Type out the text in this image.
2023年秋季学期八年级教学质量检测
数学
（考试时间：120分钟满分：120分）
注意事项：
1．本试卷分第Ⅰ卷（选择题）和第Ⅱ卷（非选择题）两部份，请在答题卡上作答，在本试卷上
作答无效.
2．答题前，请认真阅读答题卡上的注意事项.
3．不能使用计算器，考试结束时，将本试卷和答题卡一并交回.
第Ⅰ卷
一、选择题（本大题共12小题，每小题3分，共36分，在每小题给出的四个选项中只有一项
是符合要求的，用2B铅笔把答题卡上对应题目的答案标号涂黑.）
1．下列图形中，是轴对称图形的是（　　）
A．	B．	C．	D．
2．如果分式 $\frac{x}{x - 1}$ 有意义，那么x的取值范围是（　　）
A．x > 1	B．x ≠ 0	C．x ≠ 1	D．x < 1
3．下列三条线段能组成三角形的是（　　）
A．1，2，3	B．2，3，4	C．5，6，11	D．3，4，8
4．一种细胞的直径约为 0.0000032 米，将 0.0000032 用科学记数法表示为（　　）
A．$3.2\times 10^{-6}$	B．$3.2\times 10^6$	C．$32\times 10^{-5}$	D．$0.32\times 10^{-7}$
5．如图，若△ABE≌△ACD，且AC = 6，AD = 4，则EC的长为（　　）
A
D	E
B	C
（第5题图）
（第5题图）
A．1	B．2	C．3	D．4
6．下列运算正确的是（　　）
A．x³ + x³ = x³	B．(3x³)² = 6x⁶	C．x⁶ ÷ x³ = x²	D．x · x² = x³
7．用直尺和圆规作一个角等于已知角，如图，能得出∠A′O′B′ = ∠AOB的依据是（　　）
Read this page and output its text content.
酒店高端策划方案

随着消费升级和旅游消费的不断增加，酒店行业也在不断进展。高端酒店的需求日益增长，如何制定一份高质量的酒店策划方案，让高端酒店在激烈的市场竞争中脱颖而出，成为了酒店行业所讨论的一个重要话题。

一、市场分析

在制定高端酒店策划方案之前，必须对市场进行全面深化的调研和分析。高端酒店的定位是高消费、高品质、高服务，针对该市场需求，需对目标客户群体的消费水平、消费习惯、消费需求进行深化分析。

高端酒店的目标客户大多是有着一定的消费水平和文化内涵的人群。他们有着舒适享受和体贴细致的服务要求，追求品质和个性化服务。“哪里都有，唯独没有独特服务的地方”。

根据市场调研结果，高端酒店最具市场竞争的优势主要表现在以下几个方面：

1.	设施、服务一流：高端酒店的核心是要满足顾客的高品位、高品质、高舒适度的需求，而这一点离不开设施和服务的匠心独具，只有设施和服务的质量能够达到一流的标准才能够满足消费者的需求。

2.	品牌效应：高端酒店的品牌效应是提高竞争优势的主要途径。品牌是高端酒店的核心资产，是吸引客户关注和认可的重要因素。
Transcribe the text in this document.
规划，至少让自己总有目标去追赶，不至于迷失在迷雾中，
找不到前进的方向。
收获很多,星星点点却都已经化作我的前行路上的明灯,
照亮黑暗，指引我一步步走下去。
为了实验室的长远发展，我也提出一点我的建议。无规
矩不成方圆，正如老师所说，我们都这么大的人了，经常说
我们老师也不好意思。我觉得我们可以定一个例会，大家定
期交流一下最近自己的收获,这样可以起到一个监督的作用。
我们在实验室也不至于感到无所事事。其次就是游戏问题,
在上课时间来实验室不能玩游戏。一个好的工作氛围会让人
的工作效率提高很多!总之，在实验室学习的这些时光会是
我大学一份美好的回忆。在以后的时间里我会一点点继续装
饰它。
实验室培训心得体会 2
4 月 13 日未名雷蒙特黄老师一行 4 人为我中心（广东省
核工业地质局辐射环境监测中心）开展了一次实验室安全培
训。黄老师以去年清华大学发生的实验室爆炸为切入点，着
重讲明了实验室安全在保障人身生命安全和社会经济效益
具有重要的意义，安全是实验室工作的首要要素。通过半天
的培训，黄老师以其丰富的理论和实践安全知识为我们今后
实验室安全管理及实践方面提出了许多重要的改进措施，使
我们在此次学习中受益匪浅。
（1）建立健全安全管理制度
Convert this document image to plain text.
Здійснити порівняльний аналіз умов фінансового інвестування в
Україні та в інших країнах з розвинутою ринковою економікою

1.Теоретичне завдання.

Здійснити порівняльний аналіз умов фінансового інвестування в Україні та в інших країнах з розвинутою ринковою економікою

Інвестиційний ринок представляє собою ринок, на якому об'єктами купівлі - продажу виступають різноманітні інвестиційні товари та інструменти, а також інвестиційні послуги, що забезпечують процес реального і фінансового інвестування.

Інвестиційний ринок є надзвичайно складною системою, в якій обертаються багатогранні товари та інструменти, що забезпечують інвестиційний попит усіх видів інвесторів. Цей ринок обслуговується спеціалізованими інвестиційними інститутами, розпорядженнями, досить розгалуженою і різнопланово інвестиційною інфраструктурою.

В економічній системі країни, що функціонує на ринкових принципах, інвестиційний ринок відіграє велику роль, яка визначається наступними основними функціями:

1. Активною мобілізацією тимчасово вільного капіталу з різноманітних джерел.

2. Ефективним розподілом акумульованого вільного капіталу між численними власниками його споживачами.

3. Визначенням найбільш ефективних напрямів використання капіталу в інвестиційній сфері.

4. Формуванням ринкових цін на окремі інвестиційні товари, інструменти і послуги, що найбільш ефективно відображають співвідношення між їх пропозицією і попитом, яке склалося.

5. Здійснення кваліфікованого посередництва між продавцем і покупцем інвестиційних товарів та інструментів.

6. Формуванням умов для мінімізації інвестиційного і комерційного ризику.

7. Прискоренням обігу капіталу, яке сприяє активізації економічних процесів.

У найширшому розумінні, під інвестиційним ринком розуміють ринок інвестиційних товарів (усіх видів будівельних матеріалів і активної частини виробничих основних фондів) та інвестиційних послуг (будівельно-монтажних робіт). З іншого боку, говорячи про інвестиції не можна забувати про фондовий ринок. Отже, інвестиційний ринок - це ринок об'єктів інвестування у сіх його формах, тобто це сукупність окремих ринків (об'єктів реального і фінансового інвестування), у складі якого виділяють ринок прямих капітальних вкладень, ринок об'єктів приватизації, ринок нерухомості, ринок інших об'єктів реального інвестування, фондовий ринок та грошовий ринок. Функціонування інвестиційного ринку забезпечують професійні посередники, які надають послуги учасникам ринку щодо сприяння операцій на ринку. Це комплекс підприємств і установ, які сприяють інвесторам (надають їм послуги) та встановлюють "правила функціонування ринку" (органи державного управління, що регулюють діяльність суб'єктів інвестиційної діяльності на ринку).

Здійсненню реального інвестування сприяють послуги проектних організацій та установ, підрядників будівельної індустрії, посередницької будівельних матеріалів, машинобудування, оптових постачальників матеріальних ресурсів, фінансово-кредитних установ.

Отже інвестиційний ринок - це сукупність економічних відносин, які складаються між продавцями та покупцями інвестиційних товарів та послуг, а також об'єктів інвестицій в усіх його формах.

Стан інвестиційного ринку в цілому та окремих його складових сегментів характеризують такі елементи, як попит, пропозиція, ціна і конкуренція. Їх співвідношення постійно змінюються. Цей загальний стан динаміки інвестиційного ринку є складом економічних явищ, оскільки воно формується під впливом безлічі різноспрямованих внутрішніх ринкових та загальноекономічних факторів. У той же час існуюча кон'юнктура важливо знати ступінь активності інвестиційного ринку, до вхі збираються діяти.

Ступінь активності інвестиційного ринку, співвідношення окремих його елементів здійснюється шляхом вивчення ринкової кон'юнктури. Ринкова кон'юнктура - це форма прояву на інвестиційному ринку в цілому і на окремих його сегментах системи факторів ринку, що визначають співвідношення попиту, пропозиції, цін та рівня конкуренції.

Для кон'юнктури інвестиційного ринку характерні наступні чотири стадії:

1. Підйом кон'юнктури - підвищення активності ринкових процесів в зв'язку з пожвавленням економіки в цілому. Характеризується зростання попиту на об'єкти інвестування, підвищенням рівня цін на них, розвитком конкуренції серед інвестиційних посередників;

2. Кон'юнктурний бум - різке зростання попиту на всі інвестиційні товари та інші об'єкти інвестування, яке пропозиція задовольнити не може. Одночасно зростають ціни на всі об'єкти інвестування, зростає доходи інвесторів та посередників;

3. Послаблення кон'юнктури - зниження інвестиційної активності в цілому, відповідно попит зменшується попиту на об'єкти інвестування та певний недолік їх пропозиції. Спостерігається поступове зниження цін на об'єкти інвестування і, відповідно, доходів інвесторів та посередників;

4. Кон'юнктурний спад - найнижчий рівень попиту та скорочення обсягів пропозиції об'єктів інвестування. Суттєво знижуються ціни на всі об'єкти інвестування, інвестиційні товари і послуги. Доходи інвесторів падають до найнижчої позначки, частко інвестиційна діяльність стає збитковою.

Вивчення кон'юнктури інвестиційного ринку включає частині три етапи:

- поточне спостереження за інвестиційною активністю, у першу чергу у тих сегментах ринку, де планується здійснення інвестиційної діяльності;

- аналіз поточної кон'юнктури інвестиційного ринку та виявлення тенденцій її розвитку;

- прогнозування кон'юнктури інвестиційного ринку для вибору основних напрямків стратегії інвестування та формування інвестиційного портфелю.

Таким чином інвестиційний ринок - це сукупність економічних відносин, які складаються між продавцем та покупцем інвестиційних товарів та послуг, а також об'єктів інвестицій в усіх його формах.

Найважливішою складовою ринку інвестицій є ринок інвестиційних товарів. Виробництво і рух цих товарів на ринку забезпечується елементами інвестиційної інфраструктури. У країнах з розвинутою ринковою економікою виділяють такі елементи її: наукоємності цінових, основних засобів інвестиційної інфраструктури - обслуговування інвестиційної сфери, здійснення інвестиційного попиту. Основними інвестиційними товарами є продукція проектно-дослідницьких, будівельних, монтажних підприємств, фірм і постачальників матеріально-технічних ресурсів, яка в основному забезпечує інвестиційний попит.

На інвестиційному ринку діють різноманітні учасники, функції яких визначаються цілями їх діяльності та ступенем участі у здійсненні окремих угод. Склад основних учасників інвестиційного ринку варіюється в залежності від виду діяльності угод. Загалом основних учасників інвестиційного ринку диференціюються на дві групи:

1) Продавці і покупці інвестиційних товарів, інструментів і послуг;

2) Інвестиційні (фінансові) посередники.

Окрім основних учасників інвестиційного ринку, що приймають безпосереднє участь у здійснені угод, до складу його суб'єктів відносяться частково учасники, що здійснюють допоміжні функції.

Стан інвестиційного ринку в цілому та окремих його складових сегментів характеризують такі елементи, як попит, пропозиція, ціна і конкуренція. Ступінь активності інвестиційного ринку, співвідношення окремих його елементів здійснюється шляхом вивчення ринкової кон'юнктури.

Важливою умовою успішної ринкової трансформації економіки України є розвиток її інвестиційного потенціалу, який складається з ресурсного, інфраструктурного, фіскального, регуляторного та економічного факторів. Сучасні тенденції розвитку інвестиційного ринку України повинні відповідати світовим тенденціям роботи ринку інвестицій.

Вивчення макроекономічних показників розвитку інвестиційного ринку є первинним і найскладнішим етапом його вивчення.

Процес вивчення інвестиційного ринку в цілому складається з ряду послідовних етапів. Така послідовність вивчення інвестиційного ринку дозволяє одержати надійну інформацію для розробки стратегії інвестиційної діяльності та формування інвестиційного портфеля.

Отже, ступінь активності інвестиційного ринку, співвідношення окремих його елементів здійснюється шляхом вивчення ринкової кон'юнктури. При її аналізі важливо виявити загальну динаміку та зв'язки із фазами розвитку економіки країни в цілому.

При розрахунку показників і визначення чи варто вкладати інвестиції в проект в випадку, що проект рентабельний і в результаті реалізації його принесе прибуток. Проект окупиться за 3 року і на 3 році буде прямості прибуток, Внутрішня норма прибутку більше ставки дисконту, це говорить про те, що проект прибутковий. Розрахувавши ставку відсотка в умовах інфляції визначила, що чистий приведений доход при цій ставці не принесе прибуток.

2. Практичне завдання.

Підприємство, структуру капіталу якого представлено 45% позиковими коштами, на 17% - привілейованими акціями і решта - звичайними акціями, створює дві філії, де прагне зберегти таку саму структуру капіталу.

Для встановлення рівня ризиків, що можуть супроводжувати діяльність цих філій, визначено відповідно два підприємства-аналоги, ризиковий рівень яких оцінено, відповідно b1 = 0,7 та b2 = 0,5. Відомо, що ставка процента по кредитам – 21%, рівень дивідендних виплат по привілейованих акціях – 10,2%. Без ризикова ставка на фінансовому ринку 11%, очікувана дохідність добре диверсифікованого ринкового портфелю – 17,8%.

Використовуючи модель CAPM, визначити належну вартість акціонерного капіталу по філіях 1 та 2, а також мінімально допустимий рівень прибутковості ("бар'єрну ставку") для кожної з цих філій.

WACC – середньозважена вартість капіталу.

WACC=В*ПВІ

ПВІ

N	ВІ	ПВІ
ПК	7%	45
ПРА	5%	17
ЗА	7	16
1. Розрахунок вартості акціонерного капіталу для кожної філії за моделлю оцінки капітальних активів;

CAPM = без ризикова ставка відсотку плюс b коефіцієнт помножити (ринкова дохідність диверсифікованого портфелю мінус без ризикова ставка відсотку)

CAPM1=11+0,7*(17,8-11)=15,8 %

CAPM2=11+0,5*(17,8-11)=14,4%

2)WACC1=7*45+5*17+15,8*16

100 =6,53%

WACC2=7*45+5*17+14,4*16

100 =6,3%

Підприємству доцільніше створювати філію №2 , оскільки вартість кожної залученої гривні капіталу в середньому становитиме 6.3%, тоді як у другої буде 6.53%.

### WORK INSTRUCTIONS
Your answer should be a single number: the count of lines holding the word "ринкових".

### THE RESPONSE
4